Recorded data:
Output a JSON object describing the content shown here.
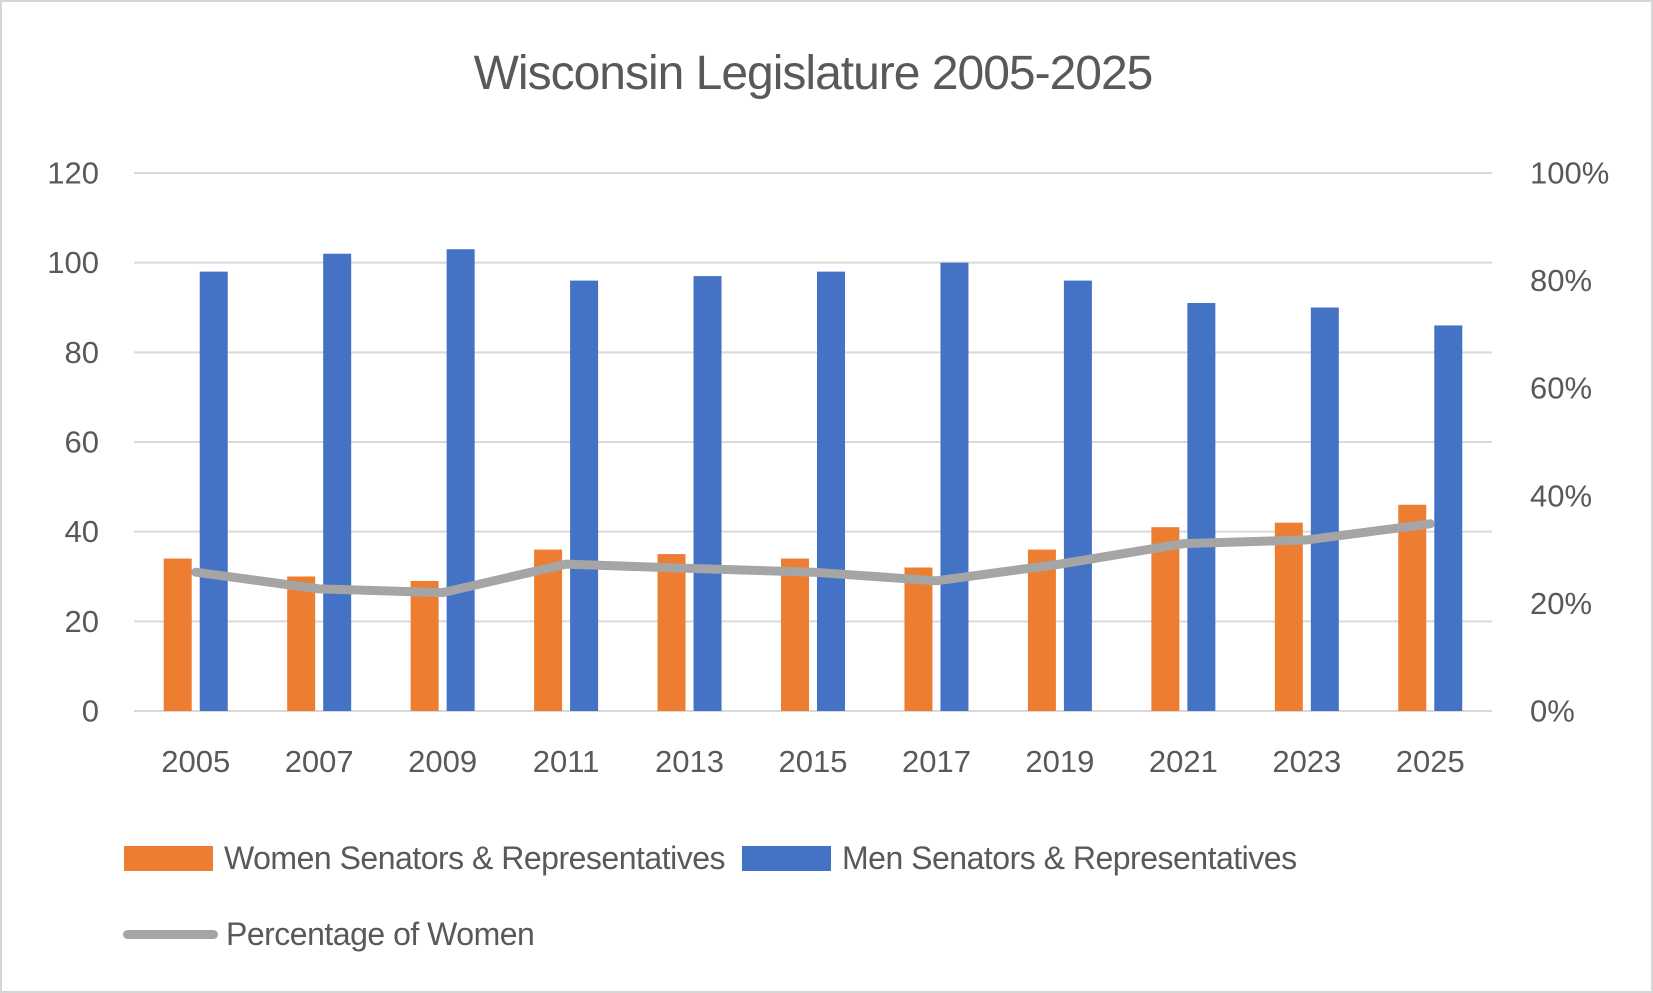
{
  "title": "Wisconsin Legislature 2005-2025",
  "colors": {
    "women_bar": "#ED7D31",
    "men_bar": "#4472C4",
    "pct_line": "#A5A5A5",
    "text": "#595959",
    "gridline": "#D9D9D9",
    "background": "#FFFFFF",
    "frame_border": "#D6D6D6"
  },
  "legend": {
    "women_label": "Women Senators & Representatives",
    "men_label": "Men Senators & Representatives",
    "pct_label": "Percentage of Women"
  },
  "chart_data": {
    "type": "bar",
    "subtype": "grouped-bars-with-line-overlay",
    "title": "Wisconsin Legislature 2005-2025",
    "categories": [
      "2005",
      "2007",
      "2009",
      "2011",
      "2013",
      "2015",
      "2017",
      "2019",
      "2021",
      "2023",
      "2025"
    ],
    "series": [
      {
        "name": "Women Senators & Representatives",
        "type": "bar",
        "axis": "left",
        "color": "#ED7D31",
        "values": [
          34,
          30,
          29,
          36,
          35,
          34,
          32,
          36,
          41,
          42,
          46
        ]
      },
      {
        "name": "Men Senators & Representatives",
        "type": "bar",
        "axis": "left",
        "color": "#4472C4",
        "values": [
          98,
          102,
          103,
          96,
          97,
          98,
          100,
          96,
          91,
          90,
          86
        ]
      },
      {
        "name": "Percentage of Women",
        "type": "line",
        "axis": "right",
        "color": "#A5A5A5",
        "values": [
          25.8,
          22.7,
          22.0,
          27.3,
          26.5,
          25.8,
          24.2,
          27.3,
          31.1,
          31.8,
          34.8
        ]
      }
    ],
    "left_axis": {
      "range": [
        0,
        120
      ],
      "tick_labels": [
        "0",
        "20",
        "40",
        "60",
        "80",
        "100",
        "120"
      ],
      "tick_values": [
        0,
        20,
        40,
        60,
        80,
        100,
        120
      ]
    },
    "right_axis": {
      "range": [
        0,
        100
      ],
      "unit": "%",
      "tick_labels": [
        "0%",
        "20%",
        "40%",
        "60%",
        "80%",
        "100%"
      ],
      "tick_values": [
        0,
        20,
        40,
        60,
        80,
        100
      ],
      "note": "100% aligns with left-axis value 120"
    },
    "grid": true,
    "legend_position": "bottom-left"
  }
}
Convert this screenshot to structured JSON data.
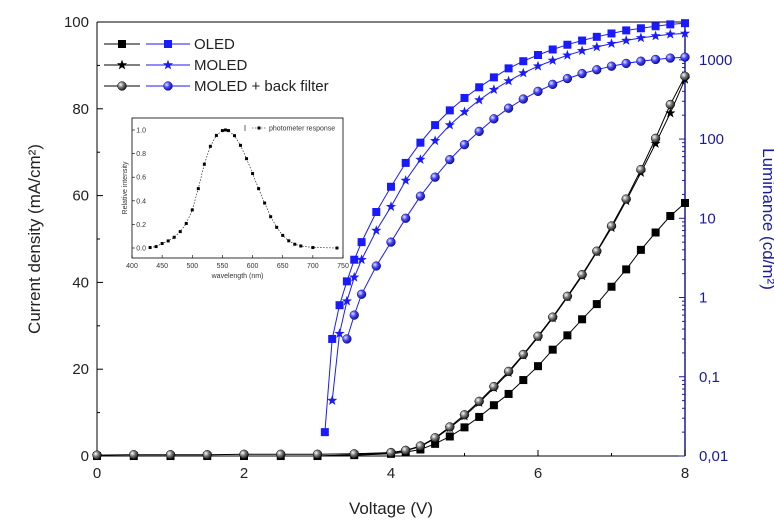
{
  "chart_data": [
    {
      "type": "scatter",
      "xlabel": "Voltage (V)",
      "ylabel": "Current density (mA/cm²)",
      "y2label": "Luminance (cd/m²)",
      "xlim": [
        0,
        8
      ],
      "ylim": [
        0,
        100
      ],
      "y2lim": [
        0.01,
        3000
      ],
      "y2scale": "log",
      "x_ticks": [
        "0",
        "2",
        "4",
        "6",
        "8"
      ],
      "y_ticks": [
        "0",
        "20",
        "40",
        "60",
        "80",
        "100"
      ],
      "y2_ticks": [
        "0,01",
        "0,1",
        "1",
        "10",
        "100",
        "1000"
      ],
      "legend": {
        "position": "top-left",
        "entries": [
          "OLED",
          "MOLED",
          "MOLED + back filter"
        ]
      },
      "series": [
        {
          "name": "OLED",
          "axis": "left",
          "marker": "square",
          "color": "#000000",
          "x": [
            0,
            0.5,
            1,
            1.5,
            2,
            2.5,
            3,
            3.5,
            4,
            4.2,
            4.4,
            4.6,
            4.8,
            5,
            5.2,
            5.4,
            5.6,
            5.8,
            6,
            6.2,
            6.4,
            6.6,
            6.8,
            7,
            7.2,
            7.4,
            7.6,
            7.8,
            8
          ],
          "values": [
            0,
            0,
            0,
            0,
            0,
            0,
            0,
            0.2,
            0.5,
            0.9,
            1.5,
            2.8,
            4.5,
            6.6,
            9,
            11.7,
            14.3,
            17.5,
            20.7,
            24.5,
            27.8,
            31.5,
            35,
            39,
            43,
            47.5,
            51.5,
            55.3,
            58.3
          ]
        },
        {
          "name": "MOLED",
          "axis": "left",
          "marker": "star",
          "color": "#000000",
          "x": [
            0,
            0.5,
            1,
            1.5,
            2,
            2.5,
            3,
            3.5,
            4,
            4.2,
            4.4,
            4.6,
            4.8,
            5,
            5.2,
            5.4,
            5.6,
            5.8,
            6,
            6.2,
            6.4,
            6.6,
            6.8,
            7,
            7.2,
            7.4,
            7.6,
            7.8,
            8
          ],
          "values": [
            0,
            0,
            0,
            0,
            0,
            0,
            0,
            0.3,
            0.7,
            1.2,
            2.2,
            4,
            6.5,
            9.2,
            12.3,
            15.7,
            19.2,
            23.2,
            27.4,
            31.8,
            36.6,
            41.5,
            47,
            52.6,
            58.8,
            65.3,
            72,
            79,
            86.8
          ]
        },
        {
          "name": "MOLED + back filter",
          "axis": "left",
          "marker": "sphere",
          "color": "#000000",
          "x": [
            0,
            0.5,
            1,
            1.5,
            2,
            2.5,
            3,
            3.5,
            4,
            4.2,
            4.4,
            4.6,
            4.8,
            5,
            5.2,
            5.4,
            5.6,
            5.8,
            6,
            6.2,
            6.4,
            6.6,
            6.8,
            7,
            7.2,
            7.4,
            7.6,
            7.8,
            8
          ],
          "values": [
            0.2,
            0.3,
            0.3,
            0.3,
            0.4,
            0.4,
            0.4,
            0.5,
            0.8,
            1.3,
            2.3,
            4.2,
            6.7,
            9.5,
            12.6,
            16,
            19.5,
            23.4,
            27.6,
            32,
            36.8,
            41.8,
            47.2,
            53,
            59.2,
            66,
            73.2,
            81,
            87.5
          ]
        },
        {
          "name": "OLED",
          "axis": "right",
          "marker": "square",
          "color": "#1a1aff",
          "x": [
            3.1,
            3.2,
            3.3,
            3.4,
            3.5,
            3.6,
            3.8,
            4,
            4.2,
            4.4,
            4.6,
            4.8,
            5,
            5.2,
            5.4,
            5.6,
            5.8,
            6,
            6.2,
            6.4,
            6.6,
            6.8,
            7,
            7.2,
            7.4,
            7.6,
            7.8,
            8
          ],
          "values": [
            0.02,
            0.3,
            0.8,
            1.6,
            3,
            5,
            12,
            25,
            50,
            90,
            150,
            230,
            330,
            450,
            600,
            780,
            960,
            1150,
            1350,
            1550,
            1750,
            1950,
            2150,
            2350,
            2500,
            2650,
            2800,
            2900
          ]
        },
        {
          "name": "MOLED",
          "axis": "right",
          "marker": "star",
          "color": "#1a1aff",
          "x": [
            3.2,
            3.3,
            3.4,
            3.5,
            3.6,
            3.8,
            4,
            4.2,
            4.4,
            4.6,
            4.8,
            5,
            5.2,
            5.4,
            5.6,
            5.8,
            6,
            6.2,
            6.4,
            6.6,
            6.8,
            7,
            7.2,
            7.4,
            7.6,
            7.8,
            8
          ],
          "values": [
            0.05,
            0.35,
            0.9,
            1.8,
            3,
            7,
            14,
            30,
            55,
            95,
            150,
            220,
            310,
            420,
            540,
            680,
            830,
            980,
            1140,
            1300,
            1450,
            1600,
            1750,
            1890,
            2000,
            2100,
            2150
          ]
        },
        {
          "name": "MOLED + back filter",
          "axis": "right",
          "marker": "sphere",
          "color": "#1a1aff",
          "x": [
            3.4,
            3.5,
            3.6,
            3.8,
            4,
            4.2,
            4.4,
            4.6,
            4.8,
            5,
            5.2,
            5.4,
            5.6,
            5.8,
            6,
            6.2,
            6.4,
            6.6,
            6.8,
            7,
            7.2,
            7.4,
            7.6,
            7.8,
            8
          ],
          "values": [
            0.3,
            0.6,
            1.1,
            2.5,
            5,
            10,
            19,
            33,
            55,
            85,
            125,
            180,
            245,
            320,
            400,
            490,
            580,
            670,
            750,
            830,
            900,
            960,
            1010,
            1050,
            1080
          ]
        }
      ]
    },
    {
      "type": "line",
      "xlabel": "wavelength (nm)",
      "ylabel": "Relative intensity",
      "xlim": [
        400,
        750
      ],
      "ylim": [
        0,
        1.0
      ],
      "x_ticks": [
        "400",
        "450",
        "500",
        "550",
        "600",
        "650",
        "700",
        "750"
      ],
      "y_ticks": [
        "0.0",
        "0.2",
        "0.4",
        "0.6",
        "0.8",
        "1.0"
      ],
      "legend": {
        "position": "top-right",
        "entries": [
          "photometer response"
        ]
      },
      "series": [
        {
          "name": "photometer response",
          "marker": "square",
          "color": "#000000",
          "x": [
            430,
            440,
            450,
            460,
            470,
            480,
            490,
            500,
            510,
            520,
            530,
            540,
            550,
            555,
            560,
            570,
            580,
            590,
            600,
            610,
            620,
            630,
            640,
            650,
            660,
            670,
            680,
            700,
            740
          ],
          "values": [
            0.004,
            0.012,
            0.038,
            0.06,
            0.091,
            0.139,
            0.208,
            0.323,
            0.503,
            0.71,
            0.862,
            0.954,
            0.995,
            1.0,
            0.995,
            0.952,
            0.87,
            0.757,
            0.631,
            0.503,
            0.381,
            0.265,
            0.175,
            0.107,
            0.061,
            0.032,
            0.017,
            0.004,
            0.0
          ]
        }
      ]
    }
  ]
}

What the task asks: The word "xlabel" may appear on some lines. Report how many lines hold it, giving the number alone.

Exercise answer: 2